== INPUT ==
※ ※ ※
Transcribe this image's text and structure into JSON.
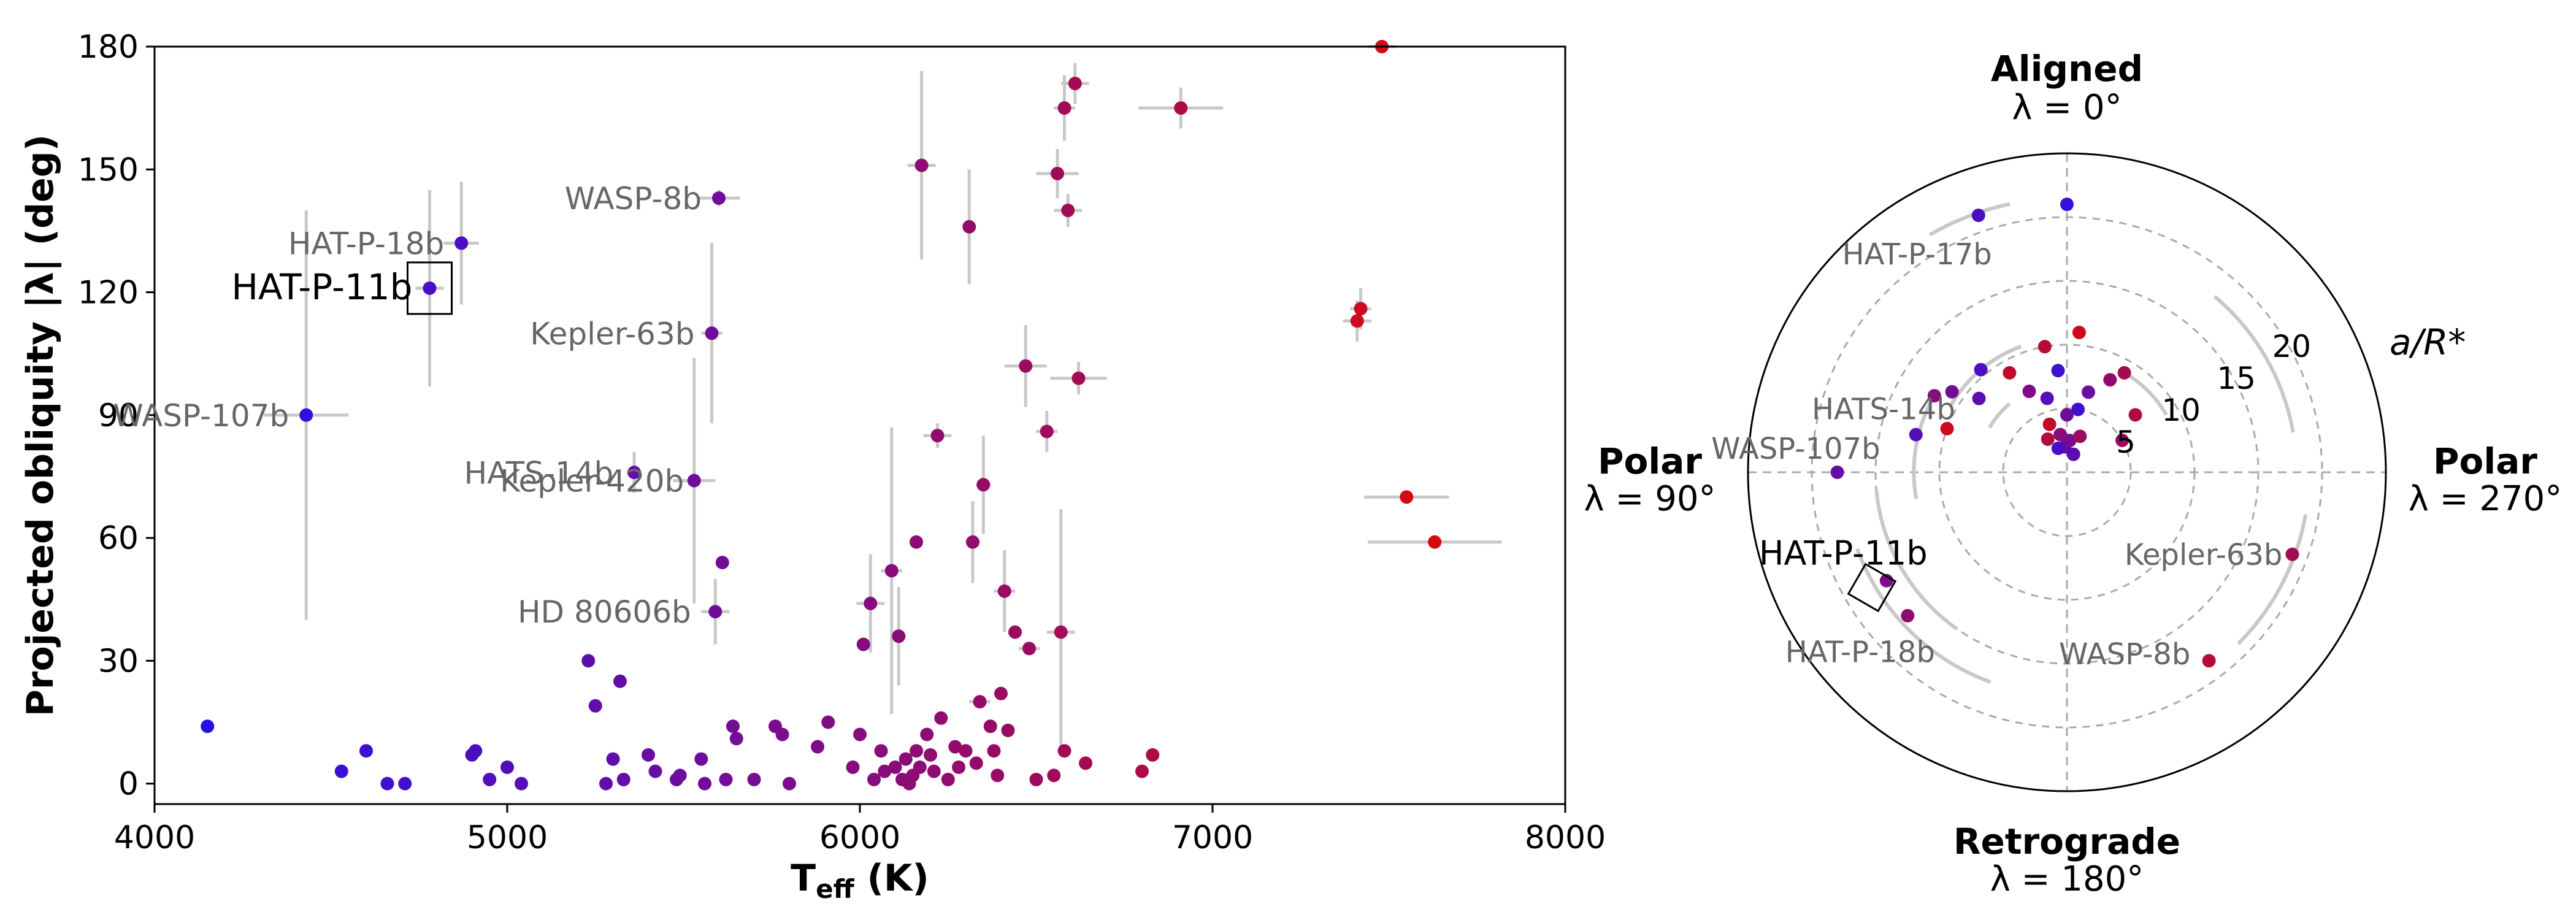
{
  "chart_data": [
    {
      "type": "scatter",
      "xlabel": "T",
      "xlabel_sub": "eff",
      "xlabel_unit": " (K)",
      "ylabel": "Projected obliquity |λ| (deg)",
      "xlim": [
        4000,
        8000
      ],
      "ylim": [
        -5,
        180
      ],
      "xticks": [
        4000,
        5000,
        6000,
        7000,
        8000
      ],
      "yticks": [
        0,
        30,
        60,
        90,
        120,
        150,
        180
      ],
      "errorbar_color": "#c8c8c8",
      "color_scale": {
        "cool": "#2a10e8",
        "mid": "#7a0c8e",
        "hot": "#d80a0a",
        "range": [
          4200,
          7700
        ]
      },
      "labels": [
        {
          "text": "HAT-P-11b",
          "x": 4780,
          "y": 121,
          "highlight": true
        },
        {
          "text": "HAT-P-18b",
          "x": 4870,
          "y": 132
        },
        {
          "text": "WASP-107b",
          "x": 4430,
          "y": 90
        },
        {
          "text": "WASP-8b",
          "x": 5600,
          "y": 143
        },
        {
          "text": "Kepler-63b",
          "x": 5580,
          "y": 110
        },
        {
          "text": "HATS-14b",
          "x": 5350,
          "y": 76
        },
        {
          "text": "Kepler-420b",
          "x": 5550,
          "y": 74
        },
        {
          "text": "HD 80606b",
          "x": 5570,
          "y": 42
        }
      ],
      "points": [
        {
          "x": 4150,
          "y": 14
        },
        {
          "x": 4430,
          "y": 90,
          "xerr": 120,
          "yerr": 50
        },
        {
          "x": 4530,
          "y": 3
        },
        {
          "x": 4600,
          "y": 8
        },
        {
          "x": 4660,
          "y": 0
        },
        {
          "x": 4710,
          "y": 0
        },
        {
          "x": 4780,
          "y": 121,
          "xerr": 40,
          "yerr": 24
        },
        {
          "x": 4870,
          "y": 132,
          "xerr": 50,
          "yerr": 15
        },
        {
          "x": 4900,
          "y": 7
        },
        {
          "x": 4910,
          "y": 8
        },
        {
          "x": 4950,
          "y": 1
        },
        {
          "x": 5000,
          "y": 4
        },
        {
          "x": 5040,
          "y": 0
        },
        {
          "x": 5230,
          "y": 30
        },
        {
          "x": 5250,
          "y": 19
        },
        {
          "x": 5280,
          "y": 0
        },
        {
          "x": 5300,
          "y": 6
        },
        {
          "x": 5320,
          "y": 25
        },
        {
          "x": 5330,
          "y": 1
        },
        {
          "x": 5360,
          "y": 76,
          "xerr": 20,
          "yerr": 5
        },
        {
          "x": 5400,
          "y": 7
        },
        {
          "x": 5420,
          "y": 3
        },
        {
          "x": 5480,
          "y": 1
        },
        {
          "x": 5490,
          "y": 2
        },
        {
          "x": 5530,
          "y": 74,
          "xerr": 60,
          "yerr": 30
        },
        {
          "x": 5550,
          "y": 6
        },
        {
          "x": 5560,
          "y": 0
        },
        {
          "x": 5580,
          "y": 110,
          "xerr": 30,
          "yerr": 22
        },
        {
          "x": 5590,
          "y": 42,
          "xerr": 40,
          "yerr": 8
        },
        {
          "x": 5600,
          "y": 143,
          "xerr": 60,
          "yerr": 2
        },
        {
          "x": 5610,
          "y": 54
        },
        {
          "x": 5620,
          "y": 1
        },
        {
          "x": 5640,
          "y": 14
        },
        {
          "x": 5650,
          "y": 11
        },
        {
          "x": 5700,
          "y": 1
        },
        {
          "x": 5760,
          "y": 14
        },
        {
          "x": 5780,
          "y": 12
        },
        {
          "x": 5800,
          "y": 0
        },
        {
          "x": 5880,
          "y": 9
        },
        {
          "x": 5910,
          "y": 15
        },
        {
          "x": 5980,
          "y": 4
        },
        {
          "x": 6000,
          "y": 12
        },
        {
          "x": 6010,
          "y": 34
        },
        {
          "x": 6030,
          "y": 44,
          "xerr": 40,
          "yerr": 12
        },
        {
          "x": 6040,
          "y": 1
        },
        {
          "x": 6060,
          "y": 8
        },
        {
          "x": 6070,
          "y": 3
        },
        {
          "x": 6090,
          "y": 52,
          "xerr": 30,
          "yerr": 35
        },
        {
          "x": 6100,
          "y": 4
        },
        {
          "x": 6110,
          "y": 36,
          "xerr": 20,
          "yerr": 12
        },
        {
          "x": 6120,
          "y": 1
        },
        {
          "x": 6130,
          "y": 6
        },
        {
          "x": 6140,
          "y": 0
        },
        {
          "x": 6150,
          "y": 2
        },
        {
          "x": 6160,
          "y": 8
        },
        {
          "x": 6160,
          "y": 59
        },
        {
          "x": 6170,
          "y": 4
        },
        {
          "x": 6175,
          "y": 151,
          "xerr": 40,
          "yerr": 23
        },
        {
          "x": 6190,
          "y": 12
        },
        {
          "x": 6200,
          "y": 7
        },
        {
          "x": 6210,
          "y": 3
        },
        {
          "x": 6220,
          "y": 85,
          "xerr": 40,
          "yerr": 3
        },
        {
          "x": 6230,
          "y": 16
        },
        {
          "x": 6250,
          "y": 1
        },
        {
          "x": 6270,
          "y": 9
        },
        {
          "x": 6280,
          "y": 4
        },
        {
          "x": 6300,
          "y": 8
        },
        {
          "x": 6310,
          "y": 136,
          "yerr": 14
        },
        {
          "x": 6320,
          "y": 59,
          "xerr": 20,
          "yerr": 10
        },
        {
          "x": 6330,
          "y": 5
        },
        {
          "x": 6340,
          "y": 20,
          "xerr": 30
        },
        {
          "x": 6350,
          "y": 73,
          "xerr": 20,
          "yerr": 12
        },
        {
          "x": 6370,
          "y": 14
        },
        {
          "x": 6380,
          "y": 8
        },
        {
          "x": 6390,
          "y": 2
        },
        {
          "x": 6400,
          "y": 22
        },
        {
          "x": 6410,
          "y": 47,
          "xerr": 30,
          "yerr": 10
        },
        {
          "x": 6420,
          "y": 13
        },
        {
          "x": 6440,
          "y": 37
        },
        {
          "x": 6470,
          "y": 102,
          "xerr": 60,
          "yerr": 10
        },
        {
          "x": 6480,
          "y": 33,
          "xerr": 30
        },
        {
          "x": 6500,
          "y": 1
        },
        {
          "x": 6530,
          "y": 86,
          "xerr": 30,
          "yerr": 5
        },
        {
          "x": 6550,
          "y": 2
        },
        {
          "x": 6560,
          "y": 149,
          "xerr": 60,
          "yerr": 6
        },
        {
          "x": 6570,
          "y": 37,
          "xerr": 40,
          "yerr": 30
        },
        {
          "x": 6580,
          "y": 8
        },
        {
          "x": 6580,
          "y": 165,
          "xerr": 30,
          "yerr": 8
        },
        {
          "x": 6590,
          "y": 140,
          "xerr": 40,
          "yerr": 4
        },
        {
          "x": 6610,
          "y": 171,
          "xerr": 40,
          "yerr": 5
        },
        {
          "x": 6620,
          "y": 99,
          "xerr": 80,
          "yerr": 4
        },
        {
          "x": 6640,
          "y": 5
        },
        {
          "x": 6800,
          "y": 3
        },
        {
          "x": 6830,
          "y": 7
        },
        {
          "x": 6910,
          "y": 165,
          "xerr": 120,
          "yerr": 5
        },
        {
          "x": 7410,
          "y": 113,
          "xerr": 40,
          "yerr": 5
        },
        {
          "x": 7420,
          "y": 116,
          "xerr": 30,
          "yerr": 5
        },
        {
          "x": 7480,
          "y": 180,
          "xerr": 40
        },
        {
          "x": 7550,
          "y": 70,
          "xerr": 120
        },
        {
          "x": 7630,
          "y": 59,
          "xerr": 190
        }
      ]
    },
    {
      "type": "polar-scatter",
      "title": "Aligned",
      "title_math": "λ = 0°",
      "left_label": "Polar",
      "left_math": "λ = 90°",
      "right_label": "Polar",
      "right_math": "λ = 270°",
      "bottom_label": "Retrograde",
      "bottom_math": "λ = 180°",
      "radial_label": "a/R*",
      "rlim": [
        0,
        25
      ],
      "rgrid": [
        5,
        10,
        15,
        20
      ],
      "labels": [
        {
          "text": "HAT-P-17b",
          "lambda": 19,
          "r": 21
        },
        {
          "text": "HATS-14b",
          "lambda": 76,
          "r": 12
        },
        {
          "text": "WASP-107b",
          "lambda": 90,
          "r": 18
        },
        {
          "text": "HAT-P-11b",
          "lambda": 121,
          "r": 17.8,
          "highlight": true
        },
        {
          "text": "HAT-P-18b",
          "lambda": 132,
          "r": 16.5
        },
        {
          "text": "Kepler-63b",
          "lambda": 250,
          "r": 19
        },
        {
          "text": "WASP-8b",
          "lambda": 217,
          "r": 18
        }
      ],
      "points": [
        {
          "lambda": 0,
          "r": 21
        },
        {
          "lambda": 19,
          "r": 21.3
        },
        {
          "lambda": 5,
          "r": 2
        },
        {
          "lambda": 355,
          "r": 2.5
        },
        {
          "lambda": 10,
          "r": 3
        },
        {
          "lambda": 340,
          "r": 3
        },
        {
          "lambda": 30,
          "r": 3
        },
        {
          "lambda": 20,
          "r": 4
        },
        {
          "lambda": 350,
          "r": 5
        },
        {
          "lambda": 15,
          "r": 6
        },
        {
          "lambda": 345,
          "r": 6.5
        },
        {
          "lambda": 25,
          "r": 7
        },
        {
          "lambda": 335,
          "r": 8
        },
        {
          "lambda": 330,
          "r": 9
        },
        {
          "lambda": 10,
          "r": 10
        },
        {
          "lambda": 355,
          "r": 11
        },
        {
          "lambda": 40,
          "r": 10.5
        },
        {
          "lambda": 50,
          "r": 9
        },
        {
          "lambda": 55,
          "r": 11
        },
        {
          "lambda": 60,
          "r": 12
        },
        {
          "lambda": 300,
          "r": 5
        },
        {
          "lambda": 310,
          "r": 7
        },
        {
          "lambda": 30,
          "r": 9
        },
        {
          "lambda": 5,
          "r": 8
        },
        {
          "lambda": 76,
          "r": 12.2
        },
        {
          "lambda": 90,
          "r": 18
        },
        {
          "lambda": 121,
          "r": 16.5
        },
        {
          "lambda": 132,
          "r": 16.8
        },
        {
          "lambda": 250,
          "r": 18.8
        },
        {
          "lambda": 217,
          "r": 18.5
        },
        {
          "lambda": 70,
          "r": 10
        },
        {
          "lambda": 20,
          "r": 2
        },
        {
          "lambda": 340,
          "r": 1.5
        },
        {
          "lambda": 0,
          "r": 4.5
        }
      ],
      "arcs": [
        {
          "r": 21.5,
          "from": 12,
          "to": 30
        },
        {
          "r": 10.5,
          "from": 20,
          "to": 60
        },
        {
          "r": 12,
          "from": 60,
          "to": 100
        },
        {
          "r": 9,
          "from": 300,
          "to": 330
        },
        {
          "r": 15,
          "from": 95,
          "to": 145
        },
        {
          "r": 17.5,
          "from": 110,
          "to": 160
        },
        {
          "r": 19,
          "from": 225,
          "to": 260
        },
        {
          "r": 18,
          "from": 280,
          "to": 320
        },
        {
          "r": 7,
          "from": 40,
          "to": 60
        }
      ]
    }
  ]
}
※ ※ ※
== TASK DETAILS ==
For each line of the listing that holds the word "from", show that line.

== EXERCISE RESPONSE ==
          "from": 12,
          "from": 20,
          "from": 60,
          "from": 300,
          "from": 95,
          "from": 110,
          "from": 225,
          "from": 280,
          "from": 40,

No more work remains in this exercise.